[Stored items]

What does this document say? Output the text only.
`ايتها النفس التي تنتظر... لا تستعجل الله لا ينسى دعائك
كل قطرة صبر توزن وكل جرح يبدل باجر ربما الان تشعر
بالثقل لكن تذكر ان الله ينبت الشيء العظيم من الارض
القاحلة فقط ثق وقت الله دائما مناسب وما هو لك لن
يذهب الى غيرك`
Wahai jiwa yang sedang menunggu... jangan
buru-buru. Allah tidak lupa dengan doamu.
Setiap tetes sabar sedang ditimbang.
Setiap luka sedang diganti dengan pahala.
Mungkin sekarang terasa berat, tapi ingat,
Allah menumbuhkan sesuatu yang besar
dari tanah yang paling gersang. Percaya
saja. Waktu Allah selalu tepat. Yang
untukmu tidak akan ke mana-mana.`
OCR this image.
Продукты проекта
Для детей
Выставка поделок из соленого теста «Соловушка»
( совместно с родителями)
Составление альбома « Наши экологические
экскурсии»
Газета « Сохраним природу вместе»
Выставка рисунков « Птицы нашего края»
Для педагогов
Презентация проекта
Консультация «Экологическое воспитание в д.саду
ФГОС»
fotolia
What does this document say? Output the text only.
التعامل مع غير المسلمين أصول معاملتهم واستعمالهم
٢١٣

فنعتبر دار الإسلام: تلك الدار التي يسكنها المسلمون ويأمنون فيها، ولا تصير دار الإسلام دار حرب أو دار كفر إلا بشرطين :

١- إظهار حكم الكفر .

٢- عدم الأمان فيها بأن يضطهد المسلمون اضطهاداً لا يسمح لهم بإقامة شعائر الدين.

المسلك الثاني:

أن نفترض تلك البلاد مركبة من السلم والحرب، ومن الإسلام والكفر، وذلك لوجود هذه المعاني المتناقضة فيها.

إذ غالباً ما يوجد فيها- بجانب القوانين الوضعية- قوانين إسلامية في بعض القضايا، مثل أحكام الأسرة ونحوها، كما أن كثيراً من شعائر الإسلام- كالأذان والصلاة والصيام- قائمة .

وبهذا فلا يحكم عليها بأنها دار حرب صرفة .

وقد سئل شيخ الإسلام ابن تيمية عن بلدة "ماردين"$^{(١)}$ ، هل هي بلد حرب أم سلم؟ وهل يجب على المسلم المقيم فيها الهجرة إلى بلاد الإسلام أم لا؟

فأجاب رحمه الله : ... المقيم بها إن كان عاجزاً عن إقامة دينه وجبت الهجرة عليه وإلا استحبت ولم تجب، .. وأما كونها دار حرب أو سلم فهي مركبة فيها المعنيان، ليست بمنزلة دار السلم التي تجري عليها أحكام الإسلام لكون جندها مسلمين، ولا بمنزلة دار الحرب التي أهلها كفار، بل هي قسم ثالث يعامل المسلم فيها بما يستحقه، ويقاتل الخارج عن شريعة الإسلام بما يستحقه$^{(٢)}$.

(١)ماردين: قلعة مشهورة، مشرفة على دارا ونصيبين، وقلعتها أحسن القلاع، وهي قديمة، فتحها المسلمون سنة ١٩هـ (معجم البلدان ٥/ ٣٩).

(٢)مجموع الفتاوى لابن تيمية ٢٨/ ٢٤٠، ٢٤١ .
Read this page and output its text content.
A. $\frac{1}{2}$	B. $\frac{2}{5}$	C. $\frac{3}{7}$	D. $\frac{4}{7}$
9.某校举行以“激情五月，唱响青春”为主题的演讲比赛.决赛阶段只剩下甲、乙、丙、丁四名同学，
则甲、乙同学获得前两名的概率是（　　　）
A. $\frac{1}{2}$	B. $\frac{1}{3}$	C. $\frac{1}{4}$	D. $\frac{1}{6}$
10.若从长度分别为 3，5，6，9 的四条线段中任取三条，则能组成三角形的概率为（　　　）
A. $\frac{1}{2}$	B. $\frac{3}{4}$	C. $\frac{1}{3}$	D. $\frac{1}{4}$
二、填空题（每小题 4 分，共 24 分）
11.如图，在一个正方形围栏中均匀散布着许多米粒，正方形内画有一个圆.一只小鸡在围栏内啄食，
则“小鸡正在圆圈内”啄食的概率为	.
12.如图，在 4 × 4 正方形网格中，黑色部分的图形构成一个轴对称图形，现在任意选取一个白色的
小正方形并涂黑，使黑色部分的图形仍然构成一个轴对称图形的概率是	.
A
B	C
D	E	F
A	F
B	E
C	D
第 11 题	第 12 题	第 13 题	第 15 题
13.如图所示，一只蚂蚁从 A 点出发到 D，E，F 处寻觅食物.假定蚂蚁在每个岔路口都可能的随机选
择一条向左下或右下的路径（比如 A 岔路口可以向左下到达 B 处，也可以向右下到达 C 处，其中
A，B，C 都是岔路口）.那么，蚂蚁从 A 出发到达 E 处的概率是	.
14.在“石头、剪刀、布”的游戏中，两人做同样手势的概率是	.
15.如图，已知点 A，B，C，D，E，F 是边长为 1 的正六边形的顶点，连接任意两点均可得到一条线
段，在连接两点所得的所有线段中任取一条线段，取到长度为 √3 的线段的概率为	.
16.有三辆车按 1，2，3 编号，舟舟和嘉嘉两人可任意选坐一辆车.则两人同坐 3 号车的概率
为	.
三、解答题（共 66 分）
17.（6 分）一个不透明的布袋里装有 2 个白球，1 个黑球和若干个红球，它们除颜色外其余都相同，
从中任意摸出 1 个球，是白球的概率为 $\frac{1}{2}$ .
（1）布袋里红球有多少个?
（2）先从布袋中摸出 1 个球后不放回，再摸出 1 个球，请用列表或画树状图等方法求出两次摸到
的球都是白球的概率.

THE TASK: Transcribe all of the lines in the records precisely.

RESPONSE TO THIS EXERCISE:
What does this document say? Output the text only.
`ايتها النفس التي تنتظر... لا تستعجل الله لا ينسى دعائك
كل قطرة صبر توزن وكل جرح يبدل باجر ربما الان تشعر
بالثقل لكن تذكر ان الله ينبت الشيء العظيم من الارض
القاحلة فقط ثق وقت الله دائما مناسب وما هو لك لن
يذهب الى غيرك`
Wahai jiwa yang sedang menunggu... jangan
buru-buru. Allah tidak lupa dengan doamu.
Setiap tetes sabar sedang ditimbang.
Setiap luka sedang diganti dengan pahala.
Mungkin sekarang terasa berat, tapi ingat,
Allah menumbuhkan sesuatu yang besar
dari tanah yang paling gersang. Percaya
saja. Waktu Allah selalu tepat. Yang
untukmu tidak akan ke mana-mana.`
OCR this image.
Продукты проекта
Для детей
Выставка поделок из соленого теста «Соловушка»
( совместно с родителями)
Составление альбома « Наши экологические
экскурсии»
Газета « Сохраним природу вместе»
Выставка рисунков « Птицы нашего края»
Для педагогов
Презентация проекта
Консультация «Экологическое воспитание в д.саду
ФГОС»
fotolia
What does this document say? Output the text only.
التعامل مع غير المسلمين أصول معاملتهم واستعمالهم
٢١٣

فنعتبر دار الإسلام: تلك الدار التي يسكنها المسلمون ويأمنون فيها، ولا تصير دار الإسلام دار حرب أو دار كفر إلا بشرطين :

١- إظهار حكم الكفر .

٢- عدم الأمان فيها بأن يضطهد المسلمون اضطهاداً لا يسمح لهم بإقامة شعائر الدين.

المسلك الثاني:

أن نفترض تلك البلاد مركبة من السلم والحرب، ومن الإسلام والكفر، وذلك لوجود هذه المعاني المتناقضة فيها.

إذ غالباً ما يوجد فيها- بجانب القوانين الوضعية- قوانين إسلامية في بعض القضايا، مثل أحكام الأسرة ونحوها، كما أن كثيراً من شعائر الإسلام- كالأذان والصلاة والصيام- قائمة .

وبهذا فلا يحكم عليها بأنها دار حرب صرفة .

وقد سئل شيخ الإسلام ابن تيمية عن بلدة "ماردين"$^{(١)}$ ، هل هي بلد حرب أم سلم؟ وهل يجب على المسلم المقيم فيها الهجرة إلى بلاد الإسلام أم لا؟

فأجاب رحمه الله : ... المقيم بها إن كان عاجزاً عن إقامة دينه وجبت الهجرة عليه وإلا استحبت ولم تجب، .. وأما كونها دار حرب أو سلم فهي مركبة فيها المعنيان، ليست بمنزلة دار السلم التي تجري عليها أحكام الإسلام لكون جندها مسلمين، ولا بمنزلة دار الحرب التي أهلها كفار، بل هي قسم ثالث يعامل المسلم فيها بما يستحقه، ويقاتل الخارج عن شريعة الإسلام بما يستحقه$^{(٢)}$.

(١)ماردين: قلعة مشهورة، مشرفة على دارا ونصيبين، وقلعتها أحسن القلاع، وهي قديمة، فتحها المسلمون سنة ١٩هـ (معجم البلدان ٥/ ٣٩).

(٢)مجموع الفتاوى لابن تيمية ٢٨/ ٢٤٠، ٢٤١ .
Read this page and output its text content.
A. $\frac{1}{2}$	B. $\frac{2}{5}$	C. $\frac{3}{7}$	D. $\frac{4}{7}$
9.某校举行以“激情五月，唱响青春”为主题的演讲比赛.决赛阶段只剩下甲、乙、丙、丁四名同学，
则甲、乙同学获得前两名的概率是（　　　）
A. $\frac{1}{2}$	B. $\frac{1}{3}$	C. $\frac{1}{4}$	D. $\frac{1}{6}$
10.若从长度分别为 3，5，6，9 的四条线段中任取三条，则能组成三角形的概率为（　　　）
A. $\frac{1}{2}$	B. $\frac{3}{4}$	C. $\frac{1}{3}$	D. $\frac{1}{4}$
二、填空题（每小题 4 分，共 24 分）
11.如图，在一个正方形围栏中均匀散布着许多米粒，正方形内画有一个圆.一只小鸡在围栏内啄食，
则“小鸡正在圆圈内”啄食的概率为	.
12.如图，在 4 × 4 正方形网格中，黑色部分的图形构成一个轴对称图形，现在任意选取一个白色的
小正方形并涂黑，使黑色部分的图形仍然构成一个轴对称图形的概率是	.
A
B	C
D	E	F
A	F
B	E
C	D
第 11 题	第 12 题	第 13 题	第 15 题
13.如图所示，一只蚂蚁从 A 点出发到 D，E，F 处寻觅食物.假定蚂蚁在每个岔路口都可能的随机选
择一条向左下或右下的路径（比如 A 岔路口可以向左下到达 B 处，也可以向右下到达 C 处，其中
A，B，C 都是岔路口）.那么，蚂蚁从 A 出发到达 E 处的概率是	.
14.在“石头、剪刀、布”的游戏中，两人做同样手势的概率是	.
15.如图，已知点 A，B，C，D，E，F 是边长为 1 的正六边形的顶点，连接任意两点均可得到一条线
段，在连接两点所得的所有线段中任取一条线段，取到长度为 √3 的线段的概率为	.
16.有三辆车按 1，2，3 编号，舟舟和嘉嘉两人可任意选坐一辆车.则两人同坐 3 号车的概率
为	.
三、解答题（共 66 分）
17.（6 分）一个不透明的布袋里装有 2 个白球，1 个黑球和若干个红球，它们除颜色外其余都相同，
从中任意摸出 1 个球，是白球的概率为 $\frac{1}{2}$ .
（1）布袋里红球有多少个?
（2）先从布袋中摸出 1 个球后不放回，再摸出 1 个球，请用列表或画树状图等方法求出两次摸到
的球都是白球的概率.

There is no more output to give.